Check every line of the entries for "intake", and copy the lines that hold it.
-- begin Extracted records --
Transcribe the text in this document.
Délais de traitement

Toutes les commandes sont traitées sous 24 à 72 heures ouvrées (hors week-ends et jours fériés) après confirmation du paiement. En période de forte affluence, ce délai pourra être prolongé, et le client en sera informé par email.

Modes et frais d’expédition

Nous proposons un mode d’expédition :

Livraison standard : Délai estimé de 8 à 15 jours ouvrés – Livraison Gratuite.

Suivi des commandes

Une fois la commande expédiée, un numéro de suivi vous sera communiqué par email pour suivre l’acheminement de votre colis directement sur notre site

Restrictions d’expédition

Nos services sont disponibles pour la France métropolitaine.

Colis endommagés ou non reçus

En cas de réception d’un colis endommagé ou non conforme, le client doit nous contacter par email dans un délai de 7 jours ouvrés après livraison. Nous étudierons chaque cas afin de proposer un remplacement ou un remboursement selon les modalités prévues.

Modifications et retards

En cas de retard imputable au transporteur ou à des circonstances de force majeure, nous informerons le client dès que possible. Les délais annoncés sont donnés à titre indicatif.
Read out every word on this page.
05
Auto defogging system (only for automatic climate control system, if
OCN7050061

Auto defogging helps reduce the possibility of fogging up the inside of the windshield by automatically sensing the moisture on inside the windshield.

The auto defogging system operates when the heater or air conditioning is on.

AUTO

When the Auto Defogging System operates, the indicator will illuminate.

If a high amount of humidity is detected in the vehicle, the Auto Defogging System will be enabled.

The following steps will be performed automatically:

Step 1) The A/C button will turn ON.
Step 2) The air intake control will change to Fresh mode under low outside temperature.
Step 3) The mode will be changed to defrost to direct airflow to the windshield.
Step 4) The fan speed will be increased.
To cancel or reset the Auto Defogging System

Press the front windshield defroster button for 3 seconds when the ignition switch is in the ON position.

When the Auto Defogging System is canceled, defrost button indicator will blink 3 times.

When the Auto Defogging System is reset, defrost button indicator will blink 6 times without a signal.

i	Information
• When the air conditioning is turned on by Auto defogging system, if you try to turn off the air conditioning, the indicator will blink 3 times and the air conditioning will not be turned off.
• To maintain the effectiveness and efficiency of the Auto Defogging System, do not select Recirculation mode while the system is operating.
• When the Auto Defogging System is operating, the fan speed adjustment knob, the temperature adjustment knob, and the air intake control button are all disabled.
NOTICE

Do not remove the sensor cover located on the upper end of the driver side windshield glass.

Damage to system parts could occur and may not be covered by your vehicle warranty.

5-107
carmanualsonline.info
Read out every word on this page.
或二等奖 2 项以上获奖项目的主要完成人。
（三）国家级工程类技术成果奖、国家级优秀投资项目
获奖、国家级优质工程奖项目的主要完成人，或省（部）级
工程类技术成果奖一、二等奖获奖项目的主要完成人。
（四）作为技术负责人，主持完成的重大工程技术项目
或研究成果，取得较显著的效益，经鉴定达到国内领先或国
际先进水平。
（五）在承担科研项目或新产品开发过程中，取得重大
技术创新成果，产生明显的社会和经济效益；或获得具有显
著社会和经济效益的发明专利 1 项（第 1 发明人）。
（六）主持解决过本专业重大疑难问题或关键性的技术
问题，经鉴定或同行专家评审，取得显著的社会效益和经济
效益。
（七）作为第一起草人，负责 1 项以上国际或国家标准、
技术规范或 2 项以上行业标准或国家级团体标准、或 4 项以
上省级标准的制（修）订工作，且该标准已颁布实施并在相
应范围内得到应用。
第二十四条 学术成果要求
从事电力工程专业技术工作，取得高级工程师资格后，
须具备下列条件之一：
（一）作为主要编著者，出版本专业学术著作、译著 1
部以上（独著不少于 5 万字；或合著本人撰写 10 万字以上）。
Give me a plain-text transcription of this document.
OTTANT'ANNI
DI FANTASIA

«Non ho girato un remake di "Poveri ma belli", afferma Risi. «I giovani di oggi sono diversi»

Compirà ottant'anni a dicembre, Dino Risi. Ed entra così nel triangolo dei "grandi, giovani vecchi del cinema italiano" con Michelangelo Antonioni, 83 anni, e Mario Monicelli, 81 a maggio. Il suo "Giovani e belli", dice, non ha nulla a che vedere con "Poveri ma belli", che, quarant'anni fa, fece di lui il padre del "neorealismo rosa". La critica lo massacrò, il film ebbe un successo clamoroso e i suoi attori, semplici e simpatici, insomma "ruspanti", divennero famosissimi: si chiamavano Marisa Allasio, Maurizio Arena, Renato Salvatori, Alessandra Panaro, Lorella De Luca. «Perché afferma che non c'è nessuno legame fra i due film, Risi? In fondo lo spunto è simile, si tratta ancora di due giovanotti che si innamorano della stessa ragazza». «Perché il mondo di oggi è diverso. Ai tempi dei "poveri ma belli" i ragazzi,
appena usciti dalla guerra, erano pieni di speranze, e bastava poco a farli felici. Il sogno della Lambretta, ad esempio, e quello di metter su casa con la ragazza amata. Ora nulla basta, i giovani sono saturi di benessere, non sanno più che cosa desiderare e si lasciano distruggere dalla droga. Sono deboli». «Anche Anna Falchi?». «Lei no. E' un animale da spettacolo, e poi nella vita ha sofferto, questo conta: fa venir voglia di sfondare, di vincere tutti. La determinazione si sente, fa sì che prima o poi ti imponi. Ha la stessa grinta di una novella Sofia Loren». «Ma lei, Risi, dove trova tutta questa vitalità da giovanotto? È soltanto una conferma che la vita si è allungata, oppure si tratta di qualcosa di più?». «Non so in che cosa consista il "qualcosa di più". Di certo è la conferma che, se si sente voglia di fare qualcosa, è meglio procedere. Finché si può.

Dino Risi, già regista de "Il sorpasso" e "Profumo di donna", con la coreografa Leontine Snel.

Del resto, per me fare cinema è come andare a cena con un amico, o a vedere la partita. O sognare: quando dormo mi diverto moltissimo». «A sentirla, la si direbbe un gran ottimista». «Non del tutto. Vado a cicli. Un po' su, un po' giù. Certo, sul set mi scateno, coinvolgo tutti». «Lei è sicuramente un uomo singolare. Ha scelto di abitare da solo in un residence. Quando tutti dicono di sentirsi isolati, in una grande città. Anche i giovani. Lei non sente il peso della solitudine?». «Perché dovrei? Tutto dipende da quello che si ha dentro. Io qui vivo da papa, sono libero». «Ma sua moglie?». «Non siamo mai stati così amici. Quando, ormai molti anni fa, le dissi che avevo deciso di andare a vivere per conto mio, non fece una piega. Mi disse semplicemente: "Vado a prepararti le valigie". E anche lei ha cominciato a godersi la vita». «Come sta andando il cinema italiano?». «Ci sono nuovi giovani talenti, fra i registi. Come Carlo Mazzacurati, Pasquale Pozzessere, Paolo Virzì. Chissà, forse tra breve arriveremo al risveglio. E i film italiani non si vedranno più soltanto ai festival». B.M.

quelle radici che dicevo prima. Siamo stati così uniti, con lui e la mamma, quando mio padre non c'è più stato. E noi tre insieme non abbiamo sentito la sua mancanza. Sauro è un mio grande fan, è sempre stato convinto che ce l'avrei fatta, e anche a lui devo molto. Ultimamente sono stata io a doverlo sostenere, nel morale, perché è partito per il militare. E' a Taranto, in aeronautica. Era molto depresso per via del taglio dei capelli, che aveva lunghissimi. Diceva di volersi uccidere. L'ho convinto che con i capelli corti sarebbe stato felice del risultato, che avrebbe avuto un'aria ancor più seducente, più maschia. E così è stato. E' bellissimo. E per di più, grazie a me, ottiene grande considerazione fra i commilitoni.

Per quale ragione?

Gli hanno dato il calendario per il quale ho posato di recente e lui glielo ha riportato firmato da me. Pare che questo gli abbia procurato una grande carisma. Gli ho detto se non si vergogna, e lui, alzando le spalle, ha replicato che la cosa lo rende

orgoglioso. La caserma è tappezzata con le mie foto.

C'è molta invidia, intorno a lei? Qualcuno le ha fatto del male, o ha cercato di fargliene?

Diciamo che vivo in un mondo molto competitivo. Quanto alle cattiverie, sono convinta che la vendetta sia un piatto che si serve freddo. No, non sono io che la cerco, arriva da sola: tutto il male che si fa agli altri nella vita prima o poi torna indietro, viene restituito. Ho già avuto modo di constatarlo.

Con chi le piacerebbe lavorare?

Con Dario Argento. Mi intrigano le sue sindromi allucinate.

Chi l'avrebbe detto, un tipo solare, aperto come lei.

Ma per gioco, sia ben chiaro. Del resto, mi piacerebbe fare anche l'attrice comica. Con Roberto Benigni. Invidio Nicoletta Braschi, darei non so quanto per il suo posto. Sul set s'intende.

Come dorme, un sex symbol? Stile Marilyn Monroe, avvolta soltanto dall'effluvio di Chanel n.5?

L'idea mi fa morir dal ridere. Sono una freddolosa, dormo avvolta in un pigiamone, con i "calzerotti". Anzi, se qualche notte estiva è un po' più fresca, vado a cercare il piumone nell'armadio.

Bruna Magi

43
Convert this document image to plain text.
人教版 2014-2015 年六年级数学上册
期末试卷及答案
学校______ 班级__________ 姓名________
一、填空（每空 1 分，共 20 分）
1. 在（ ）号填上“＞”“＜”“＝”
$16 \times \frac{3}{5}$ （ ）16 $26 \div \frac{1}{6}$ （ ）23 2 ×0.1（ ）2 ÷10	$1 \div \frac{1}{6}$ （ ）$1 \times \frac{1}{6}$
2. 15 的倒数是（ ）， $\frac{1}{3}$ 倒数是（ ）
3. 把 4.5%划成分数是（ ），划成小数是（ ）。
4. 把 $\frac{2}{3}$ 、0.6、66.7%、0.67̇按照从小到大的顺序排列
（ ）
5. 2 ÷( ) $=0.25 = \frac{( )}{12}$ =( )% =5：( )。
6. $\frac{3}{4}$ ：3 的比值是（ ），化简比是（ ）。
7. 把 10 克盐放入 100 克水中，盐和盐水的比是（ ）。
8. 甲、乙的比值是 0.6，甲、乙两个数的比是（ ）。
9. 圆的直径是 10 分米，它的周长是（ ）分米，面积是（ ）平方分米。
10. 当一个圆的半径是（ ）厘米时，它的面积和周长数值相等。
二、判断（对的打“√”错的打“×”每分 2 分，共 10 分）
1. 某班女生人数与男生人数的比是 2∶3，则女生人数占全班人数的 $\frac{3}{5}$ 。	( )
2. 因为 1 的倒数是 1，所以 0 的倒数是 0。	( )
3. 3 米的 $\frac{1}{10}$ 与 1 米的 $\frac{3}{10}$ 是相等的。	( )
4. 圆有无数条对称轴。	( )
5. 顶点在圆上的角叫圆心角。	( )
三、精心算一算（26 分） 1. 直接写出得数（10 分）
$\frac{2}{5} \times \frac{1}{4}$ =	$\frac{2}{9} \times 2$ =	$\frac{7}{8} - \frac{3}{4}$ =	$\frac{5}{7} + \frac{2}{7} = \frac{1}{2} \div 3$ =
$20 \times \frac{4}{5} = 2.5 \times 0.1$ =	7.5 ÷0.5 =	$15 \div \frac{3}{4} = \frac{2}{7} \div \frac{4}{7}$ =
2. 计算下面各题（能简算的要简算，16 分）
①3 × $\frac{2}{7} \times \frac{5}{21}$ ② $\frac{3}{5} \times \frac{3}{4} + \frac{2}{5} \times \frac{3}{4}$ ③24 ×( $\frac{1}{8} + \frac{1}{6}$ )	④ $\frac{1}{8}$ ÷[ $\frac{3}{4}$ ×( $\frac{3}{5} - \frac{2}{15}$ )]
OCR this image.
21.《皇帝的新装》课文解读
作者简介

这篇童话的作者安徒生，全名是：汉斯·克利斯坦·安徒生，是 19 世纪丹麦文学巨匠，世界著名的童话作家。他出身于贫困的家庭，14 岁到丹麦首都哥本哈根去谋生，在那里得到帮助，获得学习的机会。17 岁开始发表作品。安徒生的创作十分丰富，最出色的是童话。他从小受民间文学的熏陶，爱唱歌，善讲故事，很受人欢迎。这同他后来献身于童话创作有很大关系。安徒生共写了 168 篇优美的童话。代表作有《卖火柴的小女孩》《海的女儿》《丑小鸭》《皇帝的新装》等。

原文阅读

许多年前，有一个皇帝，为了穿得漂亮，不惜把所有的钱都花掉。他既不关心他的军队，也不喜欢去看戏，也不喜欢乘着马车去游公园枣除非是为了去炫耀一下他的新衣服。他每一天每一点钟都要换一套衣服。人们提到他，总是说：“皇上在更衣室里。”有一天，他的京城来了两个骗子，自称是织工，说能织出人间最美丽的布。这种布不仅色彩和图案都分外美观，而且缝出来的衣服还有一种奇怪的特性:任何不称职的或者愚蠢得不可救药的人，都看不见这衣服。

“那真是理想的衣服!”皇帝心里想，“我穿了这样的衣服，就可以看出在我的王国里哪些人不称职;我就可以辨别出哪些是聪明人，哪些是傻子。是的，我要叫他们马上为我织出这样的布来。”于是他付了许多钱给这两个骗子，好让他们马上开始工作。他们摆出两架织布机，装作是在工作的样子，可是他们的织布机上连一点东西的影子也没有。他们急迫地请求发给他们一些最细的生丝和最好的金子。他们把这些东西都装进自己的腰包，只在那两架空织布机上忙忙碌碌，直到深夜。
-- end Extracted records --
**Result of this exercise:**
Step 2) The air intake control will change to Fresh mode under low outside temperature.
• When the Auto Defogging System is operating, the fan speed adjustment knob, the temperature adjustment knob, and the air intake control button are all disabled.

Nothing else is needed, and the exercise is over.